Stored dataset items:
□ □ □
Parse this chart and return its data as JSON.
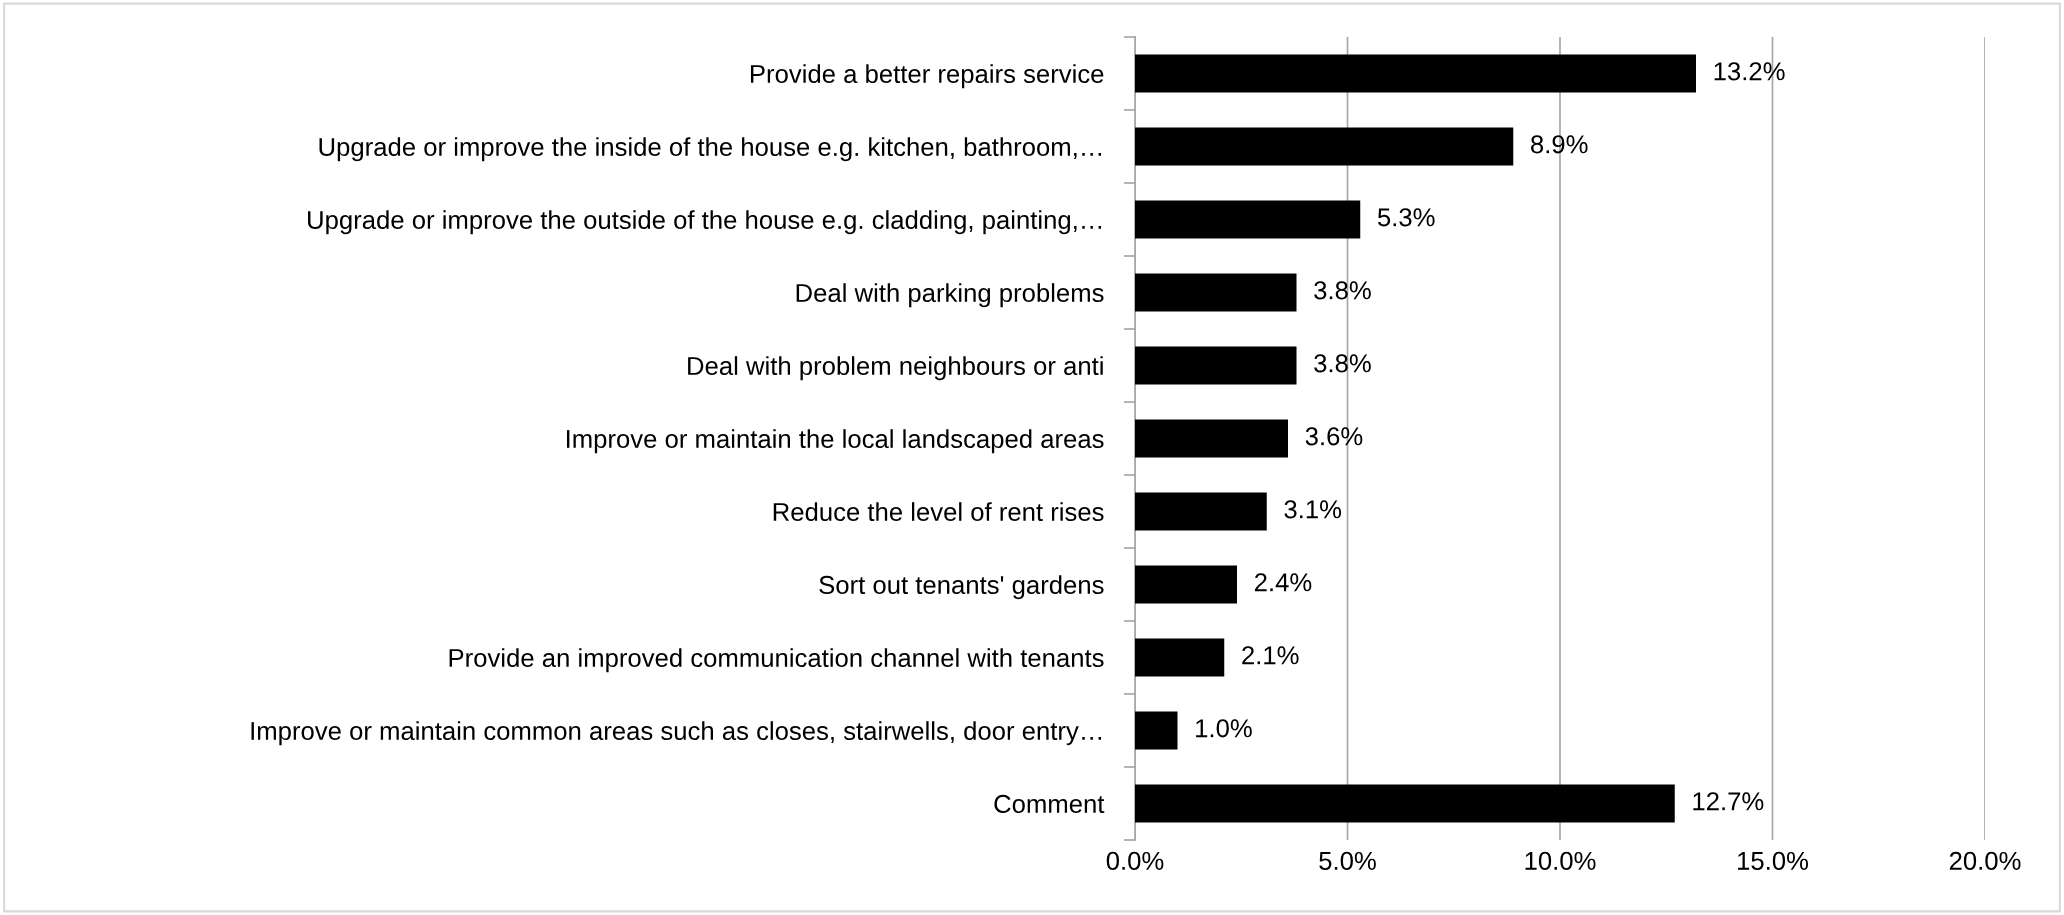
{
  "chart_data": {
    "type": "bar",
    "orientation": "horizontal",
    "categories": [
      "Provide a better repairs service",
      "Upgrade or improve the inside of the house e.g. kitchen, bathroom,…",
      "Upgrade or improve the outside of the house e.g. cladding, painting,…",
      "Deal with parking problems",
      "Deal with problem neighbours or anti",
      "Improve or maintain the local landscaped areas",
      "Reduce the level of rent rises",
      "Sort out tenants' gardens",
      "Provide an improved communication channel with tenants",
      "Improve or maintain common areas such as closes, stairwells, door entry…",
      "Comment"
    ],
    "values": [
      13.2,
      8.9,
      5.3,
      3.8,
      3.8,
      3.6,
      3.1,
      2.4,
      2.1,
      1.0,
      12.7
    ],
    "value_labels": [
      "13.2%",
      "8.9%",
      "5.3%",
      "3.8%",
      "3.8%",
      "3.6%",
      "3.1%",
      "2.4%",
      "2.1%",
      "1.0%",
      "12.7%"
    ],
    "color": "#000000",
    "xlim": [
      0,
      20
    ],
    "xticks": [
      {
        "value": 0,
        "label": "0.0%"
      },
      {
        "value": 5,
        "label": "5.0%"
      },
      {
        "value": 10,
        "label": "10.0%"
      },
      {
        "value": 15,
        "label": "15.0%"
      },
      {
        "value": 20,
        "label": "20.0%"
      }
    ],
    "grid": "x",
    "legend": false
  }
}
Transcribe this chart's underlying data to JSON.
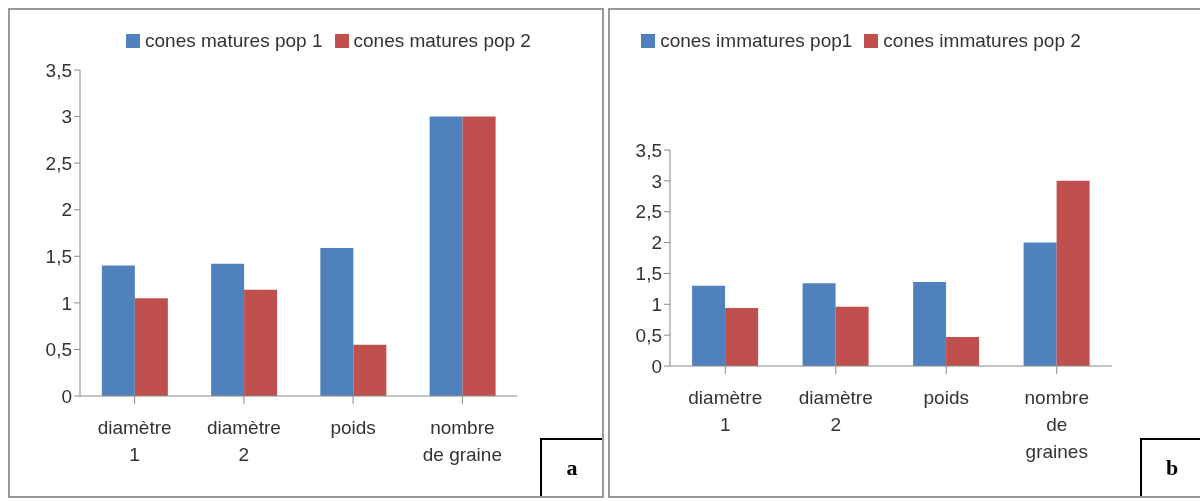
{
  "chart_data": [
    {
      "type": "bar",
      "categories": [
        "diamètre 1",
        "diamètre 2",
        "poids",
        "nombre de graine"
      ],
      "series": [
        {
          "name": "cones matures pop 1",
          "color": "#4f81bd",
          "values": [
            1.4,
            1.42,
            1.59,
            3
          ]
        },
        {
          "name": "cones matures pop 2",
          "color": "#c0504d",
          "values": [
            1.05,
            1.14,
            0.55,
            3
          ]
        }
      ],
      "ylim": [
        0,
        3.5
      ],
      "yticks": [
        0,
        {
          "value": 0.5,
          "label": "0,5"
        },
        1,
        {
          "value": 1.5,
          "label": "1,5"
        },
        2,
        {
          "value": 2.5,
          "label": "2,5"
        },
        3,
        {
          "value": 3.5,
          "label": "3,5"
        }
      ],
      "grid": false,
      "legend": "top",
      "annotations": [
        "a"
      ]
    },
    {
      "type": "bar",
      "categories": [
        "diamètre 1",
        "diamètre 2",
        "poids",
        "nombre de graines"
      ],
      "series": [
        {
          "name": "cones immatures pop1",
          "color": "#4f81bd",
          "values": [
            1.3,
            1.34,
            1.36,
            2
          ]
        },
        {
          "name": "cones immatures pop 2",
          "color": "#c0504d",
          "values": [
            0.94,
            0.96,
            0.47,
            3
          ]
        }
      ],
      "ylim": [
        0,
        3.5
      ],
      "yticks": [
        0,
        {
          "value": 0.5,
          "label": "0,5"
        },
        1,
        {
          "value": 1.5,
          "label": "1,5"
        },
        2,
        {
          "value": 2.5,
          "label": "2,5"
        },
        3,
        {
          "value": 3.5,
          "label": "3,5"
        }
      ],
      "grid": false,
      "legend": "top",
      "annotations": [
        "b"
      ]
    }
  ]
}
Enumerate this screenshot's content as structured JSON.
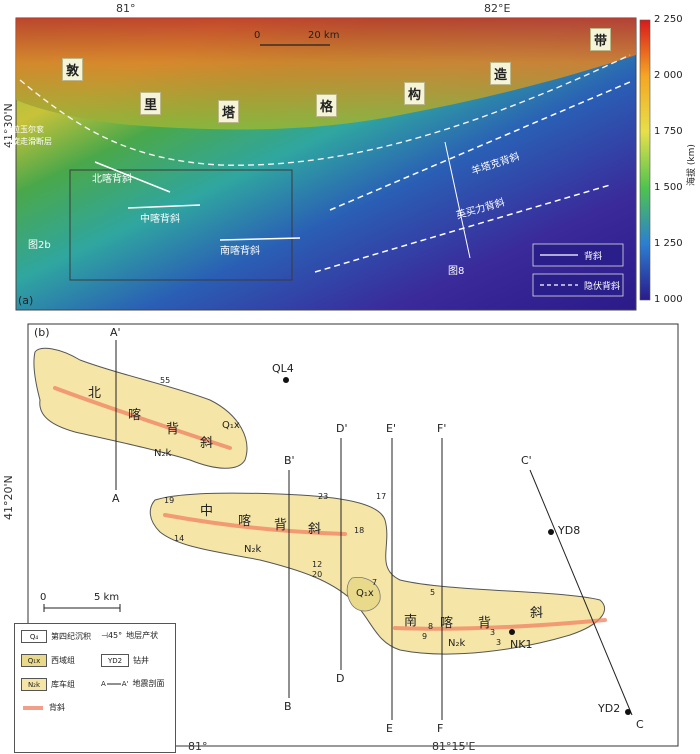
□ □ □
## [STATED PROBLEM]
All of the data above should be transcribed verbatim, with pictures omitted.

## [SOLVED PROBLEM]
Parse this chart and return its data as JSON.
{
  "chart_data": {
    "type": "bar",
    "orientation": "horizontal",
    "categories": [
      "Provide a better repairs service",
      "Upgrade or improve the inside of the house e.g. kitchen, bathroom,…",
      "Upgrade or improve the outside of the house e.g. cladding, painting,…",
      "Deal with parking problems",
      "Deal with problem neighbours or anti",
      "Improve or maintain the local landscaped areas",
      "Reduce the level of rent rises",
      "Sort out tenants' gardens",
      "Provide an improved communication channel with tenants",
      "Improve or maintain common areas such as closes, stairwells, door entry…",
      "Comment"
    ],
    "values": [
      13.2,
      8.9,
      5.3,
      3.8,
      3.8,
      3.6,
      3.1,
      2.4,
      2.1,
      1.0,
      12.7
    ],
    "value_labels": [
      "13.2%",
      "8.9%",
      "5.3%",
      "3.8%",
      "3.8%",
      "3.6%",
      "3.1%",
      "2.4%",
      "2.1%",
      "1.0%",
      "12.7%"
    ],
    "color": "#000000",
    "xlim": [
      0,
      20
    ],
    "xticks": [
      {
        "value": 0,
        "label": "0.0%"
      },
      {
        "value": 5,
        "label": "5.0%"
      },
      {
        "value": 10,
        "label": "10.0%"
      },
      {
        "value": 15,
        "label": "15.0%"
      },
      {
        "value": 20,
        "label": "20.0%"
      }
    ],
    "grid": "x",
    "legend": false
  }
}
Transcribe this chart's underlying data to JSON.
{
  "chart_data": [
    {
      "type": "bar",
      "categories": [
        "diamètre 1",
        "diamètre 2",
        "poids",
        "nombre de graine"
      ],
      "series": [
        {
          "name": "cones matures pop 1",
          "color": "#4f81bd",
          "values": [
            1.4,
            1.42,
            1.59,
            3
          ]
        },
        {
          "name": "cones matures pop 2",
          "color": "#c0504d",
          "values": [
            1.05,
            1.14,
            0.55,
            3
          ]
        }
      ],
      "ylim": [
        0,
        3.5
      ],
      "yticks": [
        0,
        {
          "value": 0.5,
          "label": "0,5"
        },
        1,
        {
          "value": 1.5,
          "label": "1,5"
        },
        2,
        {
          "value": 2.5,
          "label": "2,5"
        },
        3,
        {
          "value": 3.5,
          "label": "3,5"
        }
      ],
      "grid": false,
      "legend": "top",
      "annotations": [
        "a"
      ]
    },
    {
      "type": "bar",
      "categories": [
        "diamètre 1",
        "diamètre 2",
        "poids",
        "nombre de graines"
      ],
      "series": [
        {
          "name": "cones immatures pop1",
          "color": "#4f81bd",
          "values": [
            1.3,
            1.34,
            1.36,
            2
          ]
        },
        {
          "name": "cones immatures pop 2",
          "color": "#c0504d",
          "values": [
            0.94,
            0.96,
            0.47,
            3
          ]
        }
      ],
      "ylim": [
        0,
        3.5
      ],
      "yticks": [
        0,
        {
          "value": 0.5,
          "label": "0,5"
        },
        1,
        {
          "value": 1.5,
          "label": "1,5"
        },
        2,
        {
          "value": 2.5,
          "label": "2,5"
        },
        3,
        {
          "value": 3.5,
          "label": "3,5"
        }
      ],
      "grid": false,
      "legend": "top",
      "annotations": [
        "b"
      ]
    }
  ]
}
Enumerate this screenshot's content as structured JSON.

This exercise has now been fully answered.